:: PROVIDED ENTRIES

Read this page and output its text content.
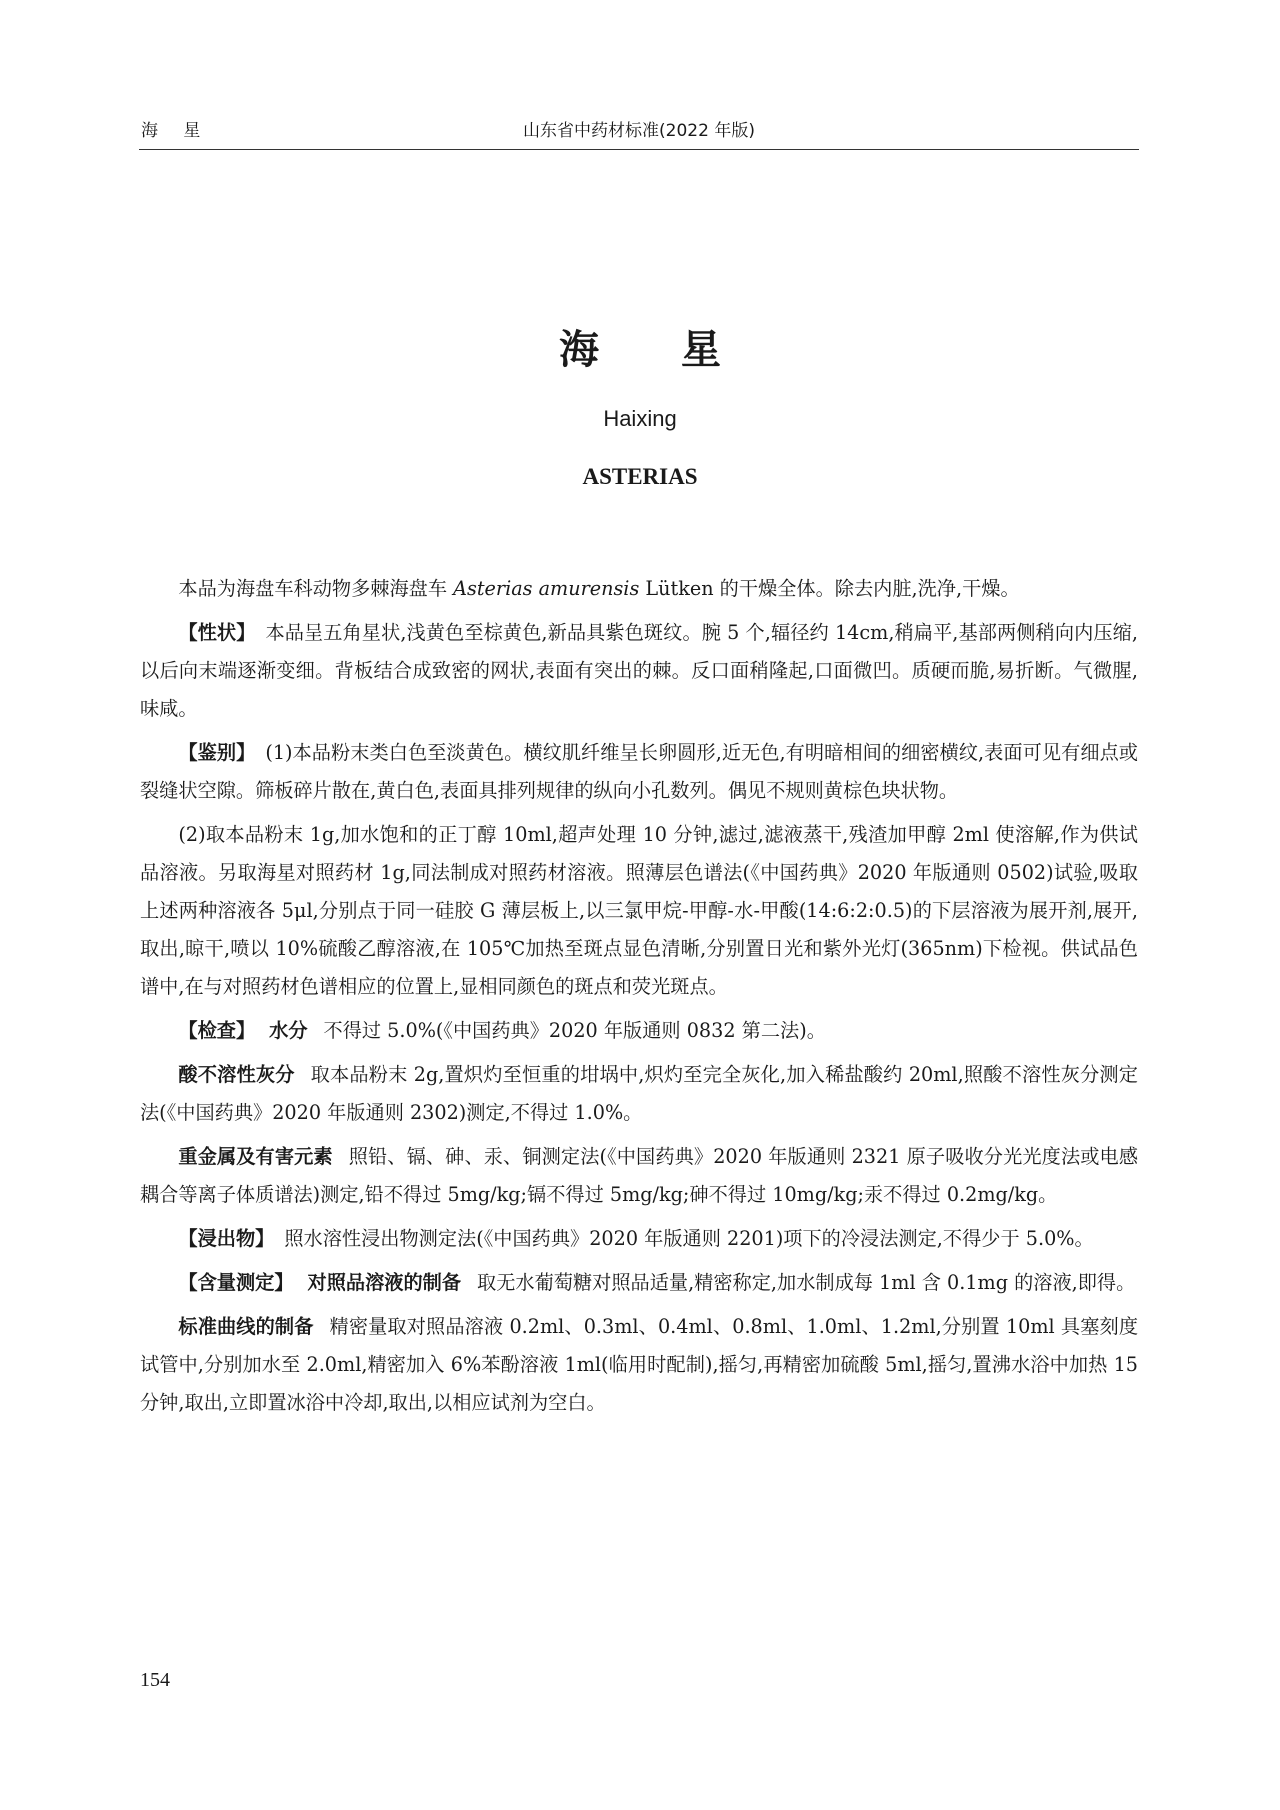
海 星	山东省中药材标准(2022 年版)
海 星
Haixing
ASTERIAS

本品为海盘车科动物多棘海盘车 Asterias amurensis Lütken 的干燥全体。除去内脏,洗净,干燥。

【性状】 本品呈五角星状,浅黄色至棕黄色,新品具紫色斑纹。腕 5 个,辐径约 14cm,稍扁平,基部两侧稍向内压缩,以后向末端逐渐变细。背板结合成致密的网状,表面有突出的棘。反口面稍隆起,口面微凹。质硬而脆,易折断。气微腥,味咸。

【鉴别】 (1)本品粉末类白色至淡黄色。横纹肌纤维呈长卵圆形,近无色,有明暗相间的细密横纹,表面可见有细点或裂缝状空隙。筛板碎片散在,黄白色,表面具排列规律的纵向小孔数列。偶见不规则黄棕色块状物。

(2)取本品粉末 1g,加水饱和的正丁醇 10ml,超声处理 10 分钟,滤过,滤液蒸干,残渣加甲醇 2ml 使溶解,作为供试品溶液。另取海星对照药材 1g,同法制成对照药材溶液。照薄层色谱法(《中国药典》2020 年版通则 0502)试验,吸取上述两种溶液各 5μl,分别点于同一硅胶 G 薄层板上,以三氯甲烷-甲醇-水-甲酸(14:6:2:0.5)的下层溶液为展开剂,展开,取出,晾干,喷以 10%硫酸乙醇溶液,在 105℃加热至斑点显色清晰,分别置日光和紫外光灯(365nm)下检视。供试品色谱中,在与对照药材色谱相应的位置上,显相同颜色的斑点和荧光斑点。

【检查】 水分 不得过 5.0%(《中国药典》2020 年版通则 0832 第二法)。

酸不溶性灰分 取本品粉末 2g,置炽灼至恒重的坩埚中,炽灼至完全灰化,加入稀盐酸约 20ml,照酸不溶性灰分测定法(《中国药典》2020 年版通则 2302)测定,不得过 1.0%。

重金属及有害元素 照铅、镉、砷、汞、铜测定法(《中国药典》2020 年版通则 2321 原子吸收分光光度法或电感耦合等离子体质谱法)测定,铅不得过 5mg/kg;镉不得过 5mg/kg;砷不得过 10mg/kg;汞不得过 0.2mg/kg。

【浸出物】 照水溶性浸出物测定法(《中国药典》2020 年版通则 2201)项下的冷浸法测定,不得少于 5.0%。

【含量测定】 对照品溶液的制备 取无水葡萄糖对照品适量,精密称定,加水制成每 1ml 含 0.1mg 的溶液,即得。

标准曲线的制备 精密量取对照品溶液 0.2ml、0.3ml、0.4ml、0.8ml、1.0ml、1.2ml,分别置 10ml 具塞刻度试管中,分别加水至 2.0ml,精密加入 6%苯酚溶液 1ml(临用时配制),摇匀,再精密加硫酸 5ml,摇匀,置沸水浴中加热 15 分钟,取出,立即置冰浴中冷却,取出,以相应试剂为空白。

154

::::

→ **INSTRUCTION**
Using the material above, retype each entry exactly and omit the pictures.

→ **ANSWER TO THE EXERCISE**
Read this page and output its text content.
海 星	山东省中药材标准(2022 年版)
海 星
Haixing
ASTERIAS

本品为海盘车科动物多棘海盘车 Asterias amurensis Lütken 的干燥全体。除去内脏,洗净,干燥。

【性状】 本品呈五角星状,浅黄色至棕黄色,新品具紫色斑纹。腕 5 个,辐径约 14cm,稍扁平,基部两侧稍向内压缩,以后向末端逐渐变细。背板结合成致密的网状,表面有突出的棘。反口面稍隆起,口面微凹。质硬而脆,易折断。气微腥,味咸。

【鉴别】 (1)本品粉末类白色至淡黄色。横纹肌纤维呈长卵圆形,近无色,有明暗相间的细密横纹,表面可见有细点或裂缝状空隙。筛板碎片散在,黄白色,表面具排列规律的纵向小孔数列。偶见不规则黄棕色块状物。

(2)取本品粉末 1g,加水饱和的正丁醇 10ml,超声处理 10 分钟,滤过,滤液蒸干,残渣加甲醇 2ml 使溶解,作为供试品溶液。另取海星对照药材 1g,同法制成对照药材溶液。照薄层色谱法(《中国药典》2020 年版通则 0502)试验,吸取上述两种溶液各 5μl,分别点于同一硅胶 G 薄层板上,以三氯甲烷-甲醇-水-甲酸(14:6:2:0.5)的下层溶液为展开剂,展开,取出,晾干,喷以 10%硫酸乙醇溶液,在 105℃加热至斑点显色清晰,分别置日光和紫外光灯(365nm)下检视。供试品色谱中,在与对照药材色谱相应的位置上,显相同颜色的斑点和荧光斑点。

【检查】 水分 不得过 5.0%(《中国药典》2020 年版通则 0832 第二法)。

酸不溶性灰分 取本品粉末 2g,置炽灼至恒重的坩埚中,炽灼至完全灰化,加入稀盐酸约 20ml,照酸不溶性灰分测定法(《中国药典》2020 年版通则 2302)测定,不得过 1.0%。

重金属及有害元素 照铅、镉、砷、汞、铜测定法(《中国药典》2020 年版通则 2321 原子吸收分光光度法或电感耦合等离子体质谱法)测定,铅不得过 5mg/kg;镉不得过 5mg/kg;砷不得过 10mg/kg;汞不得过 0.2mg/kg。

【浸出物】 照水溶性浸出物测定法(《中国药典》2020 年版通则 2201)项下的冷浸法测定,不得少于 5.0%。

【含量测定】 对照品溶液的制备 取无水葡萄糖对照品适量,精密称定,加水制成每 1ml 含 0.1mg 的溶液,即得。

标准曲线的制备 精密量取对照品溶液 0.2ml、0.3ml、0.4ml、0.8ml、1.0ml、1.2ml,分别置 10ml 具塞刻度试管中,分别加水至 2.0ml,精密加入 6%苯酚溶液 1ml(临用时配制),摇匀,再精密加硫酸 5ml,摇匀,置沸水浴中加热 15 分钟,取出,立即置冰浴中冷却,取出,以相应试剂为空白。

154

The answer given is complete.